[START OF Data to use]

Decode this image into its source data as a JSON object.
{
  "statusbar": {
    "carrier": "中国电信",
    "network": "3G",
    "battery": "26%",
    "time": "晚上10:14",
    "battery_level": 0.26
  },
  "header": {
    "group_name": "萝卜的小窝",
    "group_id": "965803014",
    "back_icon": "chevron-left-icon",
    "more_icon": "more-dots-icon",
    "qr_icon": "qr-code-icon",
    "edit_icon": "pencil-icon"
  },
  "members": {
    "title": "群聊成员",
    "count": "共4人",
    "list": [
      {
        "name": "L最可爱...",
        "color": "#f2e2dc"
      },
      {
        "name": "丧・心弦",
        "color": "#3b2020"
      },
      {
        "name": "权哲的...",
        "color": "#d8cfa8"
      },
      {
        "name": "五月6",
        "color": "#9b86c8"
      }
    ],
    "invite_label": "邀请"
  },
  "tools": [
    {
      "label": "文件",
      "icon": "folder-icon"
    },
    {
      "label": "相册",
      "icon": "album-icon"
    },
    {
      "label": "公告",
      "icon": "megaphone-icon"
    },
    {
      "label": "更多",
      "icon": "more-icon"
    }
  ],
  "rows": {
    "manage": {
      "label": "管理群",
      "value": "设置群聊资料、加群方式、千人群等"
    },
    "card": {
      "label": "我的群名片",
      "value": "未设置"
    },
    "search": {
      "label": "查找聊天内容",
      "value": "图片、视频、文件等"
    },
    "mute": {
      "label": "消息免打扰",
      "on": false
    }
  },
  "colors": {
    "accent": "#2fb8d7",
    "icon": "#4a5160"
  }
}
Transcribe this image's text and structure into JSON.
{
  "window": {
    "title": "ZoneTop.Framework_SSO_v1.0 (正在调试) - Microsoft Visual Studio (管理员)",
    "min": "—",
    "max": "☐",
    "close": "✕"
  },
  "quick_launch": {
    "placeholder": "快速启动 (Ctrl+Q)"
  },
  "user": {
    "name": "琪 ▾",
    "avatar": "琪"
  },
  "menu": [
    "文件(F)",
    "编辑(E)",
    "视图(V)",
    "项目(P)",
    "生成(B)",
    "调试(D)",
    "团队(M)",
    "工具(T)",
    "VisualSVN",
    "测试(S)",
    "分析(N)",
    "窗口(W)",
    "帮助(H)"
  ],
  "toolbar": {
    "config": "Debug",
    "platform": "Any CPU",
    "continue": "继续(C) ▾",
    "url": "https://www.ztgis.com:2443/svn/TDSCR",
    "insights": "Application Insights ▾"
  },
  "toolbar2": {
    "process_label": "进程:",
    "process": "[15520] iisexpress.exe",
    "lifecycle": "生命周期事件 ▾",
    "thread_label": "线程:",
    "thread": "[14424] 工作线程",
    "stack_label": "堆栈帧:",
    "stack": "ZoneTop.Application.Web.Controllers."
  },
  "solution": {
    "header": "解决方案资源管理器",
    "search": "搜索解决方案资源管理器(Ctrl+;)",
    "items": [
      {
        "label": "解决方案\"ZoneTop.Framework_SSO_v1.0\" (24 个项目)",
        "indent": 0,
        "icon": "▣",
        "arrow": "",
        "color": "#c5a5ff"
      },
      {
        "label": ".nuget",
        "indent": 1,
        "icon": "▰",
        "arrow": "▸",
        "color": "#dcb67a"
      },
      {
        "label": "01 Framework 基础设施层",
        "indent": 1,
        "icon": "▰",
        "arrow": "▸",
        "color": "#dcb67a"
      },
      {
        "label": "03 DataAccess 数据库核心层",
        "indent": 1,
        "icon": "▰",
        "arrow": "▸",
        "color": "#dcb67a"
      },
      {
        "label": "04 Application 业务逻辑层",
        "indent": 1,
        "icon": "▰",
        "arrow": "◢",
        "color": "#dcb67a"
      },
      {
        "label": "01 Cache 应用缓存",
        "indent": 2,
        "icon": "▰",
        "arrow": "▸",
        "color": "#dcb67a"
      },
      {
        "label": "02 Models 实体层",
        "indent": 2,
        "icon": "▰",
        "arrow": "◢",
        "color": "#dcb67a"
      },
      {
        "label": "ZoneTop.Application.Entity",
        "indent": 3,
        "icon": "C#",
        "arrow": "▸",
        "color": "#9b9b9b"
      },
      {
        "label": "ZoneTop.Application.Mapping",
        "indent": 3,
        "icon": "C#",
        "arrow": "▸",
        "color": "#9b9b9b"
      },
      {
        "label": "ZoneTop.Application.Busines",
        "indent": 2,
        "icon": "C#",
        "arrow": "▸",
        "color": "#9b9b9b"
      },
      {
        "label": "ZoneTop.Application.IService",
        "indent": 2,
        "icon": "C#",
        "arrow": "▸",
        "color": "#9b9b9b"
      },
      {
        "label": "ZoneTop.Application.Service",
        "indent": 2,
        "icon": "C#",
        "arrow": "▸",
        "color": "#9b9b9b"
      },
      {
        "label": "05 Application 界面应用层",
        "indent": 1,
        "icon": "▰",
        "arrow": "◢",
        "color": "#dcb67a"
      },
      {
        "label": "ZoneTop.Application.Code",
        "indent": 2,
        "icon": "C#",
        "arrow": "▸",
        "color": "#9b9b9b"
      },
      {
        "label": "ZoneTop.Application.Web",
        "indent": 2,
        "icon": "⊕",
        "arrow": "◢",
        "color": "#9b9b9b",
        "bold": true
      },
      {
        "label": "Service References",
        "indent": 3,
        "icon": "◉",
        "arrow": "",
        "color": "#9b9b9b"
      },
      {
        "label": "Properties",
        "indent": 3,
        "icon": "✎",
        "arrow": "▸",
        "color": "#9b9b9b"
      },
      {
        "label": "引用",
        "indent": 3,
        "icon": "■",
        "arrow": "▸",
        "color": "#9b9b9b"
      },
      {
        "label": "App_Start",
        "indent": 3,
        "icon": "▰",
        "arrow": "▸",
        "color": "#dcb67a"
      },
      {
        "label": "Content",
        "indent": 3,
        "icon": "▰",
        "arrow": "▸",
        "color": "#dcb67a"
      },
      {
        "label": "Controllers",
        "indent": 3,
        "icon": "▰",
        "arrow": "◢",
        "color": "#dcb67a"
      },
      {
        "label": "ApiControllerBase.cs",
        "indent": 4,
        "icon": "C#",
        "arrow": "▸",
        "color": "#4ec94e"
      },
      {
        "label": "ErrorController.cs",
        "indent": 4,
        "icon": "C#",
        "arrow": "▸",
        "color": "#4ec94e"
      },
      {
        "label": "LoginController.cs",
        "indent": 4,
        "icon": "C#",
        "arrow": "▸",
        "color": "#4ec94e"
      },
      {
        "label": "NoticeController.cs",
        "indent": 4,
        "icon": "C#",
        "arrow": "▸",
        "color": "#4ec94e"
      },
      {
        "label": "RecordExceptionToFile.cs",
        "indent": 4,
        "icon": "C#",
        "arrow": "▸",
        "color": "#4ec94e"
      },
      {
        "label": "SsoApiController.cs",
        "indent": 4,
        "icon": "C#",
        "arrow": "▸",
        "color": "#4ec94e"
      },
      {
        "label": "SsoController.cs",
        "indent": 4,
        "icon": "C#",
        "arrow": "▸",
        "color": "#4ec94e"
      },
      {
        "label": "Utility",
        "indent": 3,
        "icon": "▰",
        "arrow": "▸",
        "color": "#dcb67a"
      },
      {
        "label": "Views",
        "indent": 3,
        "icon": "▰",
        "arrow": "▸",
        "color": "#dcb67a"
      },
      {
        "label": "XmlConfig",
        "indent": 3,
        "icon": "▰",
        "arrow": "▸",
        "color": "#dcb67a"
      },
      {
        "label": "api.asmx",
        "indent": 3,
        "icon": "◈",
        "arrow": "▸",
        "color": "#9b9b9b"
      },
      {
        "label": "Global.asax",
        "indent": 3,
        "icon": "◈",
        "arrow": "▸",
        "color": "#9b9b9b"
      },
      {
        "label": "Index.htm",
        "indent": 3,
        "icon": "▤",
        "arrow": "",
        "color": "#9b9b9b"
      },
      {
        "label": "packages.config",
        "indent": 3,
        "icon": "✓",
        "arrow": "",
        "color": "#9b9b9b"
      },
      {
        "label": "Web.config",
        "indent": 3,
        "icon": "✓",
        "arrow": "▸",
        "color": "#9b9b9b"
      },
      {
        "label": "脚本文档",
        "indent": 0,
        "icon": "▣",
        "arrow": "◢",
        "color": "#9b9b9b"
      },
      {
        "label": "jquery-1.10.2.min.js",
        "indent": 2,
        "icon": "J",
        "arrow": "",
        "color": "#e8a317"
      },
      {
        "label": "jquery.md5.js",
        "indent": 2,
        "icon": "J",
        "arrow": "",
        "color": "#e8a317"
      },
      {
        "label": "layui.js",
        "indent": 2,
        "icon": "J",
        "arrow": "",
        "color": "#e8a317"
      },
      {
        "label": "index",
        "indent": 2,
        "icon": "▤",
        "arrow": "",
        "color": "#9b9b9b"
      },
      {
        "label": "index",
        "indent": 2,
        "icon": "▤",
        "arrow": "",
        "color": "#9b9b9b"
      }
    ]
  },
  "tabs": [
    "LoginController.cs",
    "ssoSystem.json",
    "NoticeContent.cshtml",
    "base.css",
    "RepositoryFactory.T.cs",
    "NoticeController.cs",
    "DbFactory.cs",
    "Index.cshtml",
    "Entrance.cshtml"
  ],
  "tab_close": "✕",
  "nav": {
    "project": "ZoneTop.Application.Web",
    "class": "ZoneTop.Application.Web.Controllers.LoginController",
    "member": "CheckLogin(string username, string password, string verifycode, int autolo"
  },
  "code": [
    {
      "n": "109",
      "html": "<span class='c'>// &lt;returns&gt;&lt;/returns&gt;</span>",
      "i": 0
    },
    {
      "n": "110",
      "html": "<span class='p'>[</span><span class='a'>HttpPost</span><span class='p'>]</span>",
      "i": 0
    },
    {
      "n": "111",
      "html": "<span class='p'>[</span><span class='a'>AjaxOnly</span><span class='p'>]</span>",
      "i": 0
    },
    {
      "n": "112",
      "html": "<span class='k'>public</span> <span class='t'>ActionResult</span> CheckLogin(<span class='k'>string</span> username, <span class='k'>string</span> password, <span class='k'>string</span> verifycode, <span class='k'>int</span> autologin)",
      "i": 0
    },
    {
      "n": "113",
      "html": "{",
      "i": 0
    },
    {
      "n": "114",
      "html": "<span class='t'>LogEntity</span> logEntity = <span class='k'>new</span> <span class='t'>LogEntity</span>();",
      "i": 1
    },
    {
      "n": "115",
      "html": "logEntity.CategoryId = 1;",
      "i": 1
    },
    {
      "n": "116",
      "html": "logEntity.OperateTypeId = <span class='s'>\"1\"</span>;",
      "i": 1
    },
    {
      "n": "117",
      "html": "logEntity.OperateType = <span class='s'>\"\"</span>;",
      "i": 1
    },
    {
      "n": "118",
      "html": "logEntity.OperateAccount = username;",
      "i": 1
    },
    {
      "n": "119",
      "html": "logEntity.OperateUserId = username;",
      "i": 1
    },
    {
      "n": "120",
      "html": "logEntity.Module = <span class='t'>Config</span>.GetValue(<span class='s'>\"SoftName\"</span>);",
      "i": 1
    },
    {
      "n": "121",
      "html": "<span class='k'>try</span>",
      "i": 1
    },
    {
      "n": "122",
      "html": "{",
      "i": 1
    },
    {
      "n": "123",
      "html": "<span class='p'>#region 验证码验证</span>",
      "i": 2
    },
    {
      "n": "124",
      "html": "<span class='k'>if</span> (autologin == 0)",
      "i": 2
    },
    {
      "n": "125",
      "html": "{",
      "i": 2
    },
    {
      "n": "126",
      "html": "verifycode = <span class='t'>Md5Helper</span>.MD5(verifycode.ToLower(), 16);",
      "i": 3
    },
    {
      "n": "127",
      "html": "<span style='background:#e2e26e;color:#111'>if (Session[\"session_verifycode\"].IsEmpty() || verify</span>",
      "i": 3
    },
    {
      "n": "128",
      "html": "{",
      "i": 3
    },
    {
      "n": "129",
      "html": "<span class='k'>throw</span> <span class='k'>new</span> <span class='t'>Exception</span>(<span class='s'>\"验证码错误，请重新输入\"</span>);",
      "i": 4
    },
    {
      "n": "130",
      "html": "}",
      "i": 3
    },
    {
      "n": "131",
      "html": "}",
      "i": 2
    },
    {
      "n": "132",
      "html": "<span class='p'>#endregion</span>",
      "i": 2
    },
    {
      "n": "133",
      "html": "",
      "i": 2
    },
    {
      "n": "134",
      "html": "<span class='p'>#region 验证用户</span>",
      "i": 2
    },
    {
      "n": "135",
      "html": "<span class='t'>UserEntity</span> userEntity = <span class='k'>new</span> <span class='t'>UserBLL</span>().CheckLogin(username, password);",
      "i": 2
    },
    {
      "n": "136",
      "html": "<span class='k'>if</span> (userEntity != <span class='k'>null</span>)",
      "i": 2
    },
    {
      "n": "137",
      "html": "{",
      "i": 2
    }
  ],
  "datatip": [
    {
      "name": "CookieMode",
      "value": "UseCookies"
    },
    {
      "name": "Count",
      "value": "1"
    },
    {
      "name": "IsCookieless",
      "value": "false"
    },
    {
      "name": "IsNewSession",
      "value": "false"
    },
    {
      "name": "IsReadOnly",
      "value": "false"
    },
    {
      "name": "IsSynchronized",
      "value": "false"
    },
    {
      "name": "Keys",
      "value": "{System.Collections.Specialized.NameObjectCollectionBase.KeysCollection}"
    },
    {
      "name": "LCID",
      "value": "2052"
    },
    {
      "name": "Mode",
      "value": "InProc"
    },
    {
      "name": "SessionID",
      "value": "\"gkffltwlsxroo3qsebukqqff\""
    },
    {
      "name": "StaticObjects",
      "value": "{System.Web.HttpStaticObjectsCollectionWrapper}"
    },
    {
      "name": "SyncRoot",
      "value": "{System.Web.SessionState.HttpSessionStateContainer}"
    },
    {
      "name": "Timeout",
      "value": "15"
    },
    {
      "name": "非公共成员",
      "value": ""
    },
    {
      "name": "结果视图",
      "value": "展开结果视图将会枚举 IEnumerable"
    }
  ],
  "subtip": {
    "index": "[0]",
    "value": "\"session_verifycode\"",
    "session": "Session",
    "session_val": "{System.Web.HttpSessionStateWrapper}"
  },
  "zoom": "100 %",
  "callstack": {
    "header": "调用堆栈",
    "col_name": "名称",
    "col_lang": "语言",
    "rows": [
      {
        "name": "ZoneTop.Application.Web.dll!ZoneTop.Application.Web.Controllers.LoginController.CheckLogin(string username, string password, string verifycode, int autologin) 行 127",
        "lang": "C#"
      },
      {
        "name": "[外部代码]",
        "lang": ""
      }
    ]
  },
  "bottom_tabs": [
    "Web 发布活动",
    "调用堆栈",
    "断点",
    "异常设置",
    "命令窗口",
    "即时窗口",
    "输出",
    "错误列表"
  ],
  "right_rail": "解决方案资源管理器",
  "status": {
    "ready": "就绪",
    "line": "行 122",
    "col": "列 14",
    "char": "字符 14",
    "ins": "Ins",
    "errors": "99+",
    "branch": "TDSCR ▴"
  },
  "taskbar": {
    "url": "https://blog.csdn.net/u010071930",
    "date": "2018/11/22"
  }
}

[END OF Data to use]

**Set problem**
Find the lines that include the string "header", then copy each of them.

**Written response**
  "header": {
    "header": "解决方案资源管理器",
    "header": "调用堆栈",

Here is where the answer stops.